DESCRIPTION OF THE TASK: Look through the material below for "value". Copy every line that contains it.

RECORDS SHOWN:
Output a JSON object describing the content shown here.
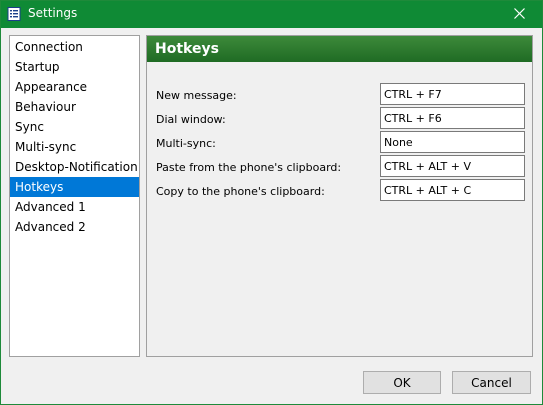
{
  "window": {
    "title": "Settings"
  },
  "sidebar": {
    "items": [
      {
        "label": "Connection",
        "selected": false
      },
      {
        "label": "Startup",
        "selected": false
      },
      {
        "label": "Appearance",
        "selected": false
      },
      {
        "label": "Behaviour",
        "selected": false
      },
      {
        "label": "Sync",
        "selected": false
      },
      {
        "label": "Multi-sync",
        "selected": false
      },
      {
        "label": "Desktop-Notification",
        "selected": false
      },
      {
        "label": "Hotkeys",
        "selected": true
      },
      {
        "label": "Advanced 1",
        "selected": false
      },
      {
        "label": "Advanced 2",
        "selected": false
      }
    ]
  },
  "panel": {
    "title": "Hotkeys",
    "rows": [
      {
        "label": "New message:",
        "value": "CTRL + F7"
      },
      {
        "label": "Dial window:",
        "value": "CTRL + F6"
      },
      {
        "label": "Multi-sync:",
        "value": "None"
      },
      {
        "label": "Paste from the phone's clipboard:",
        "value": "CTRL + ALT + V"
      },
      {
        "label": "Copy to the phone's clipboard:",
        "value": "CTRL + ALT + C"
      }
    ]
  },
  "footer": {
    "ok_label": "OK",
    "cancel_label": "Cancel"
  },
  "colors": {
    "titlebar": "#0f8a35",
    "header_gradient_top": "#3d8a3a",
    "header_gradient_bottom": "#1f6b24",
    "selection": "#0078d7"
  },
  "icons": {
    "app": "settings-app-icon",
    "close": "close-icon"
  }
}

THE OUTPUT:
        "value": "CTRL + F7"
        "value": "CTRL + F6"
        "value": "None"
        "value": "CTRL + ALT + V"
        "value": "CTRL + ALT + C"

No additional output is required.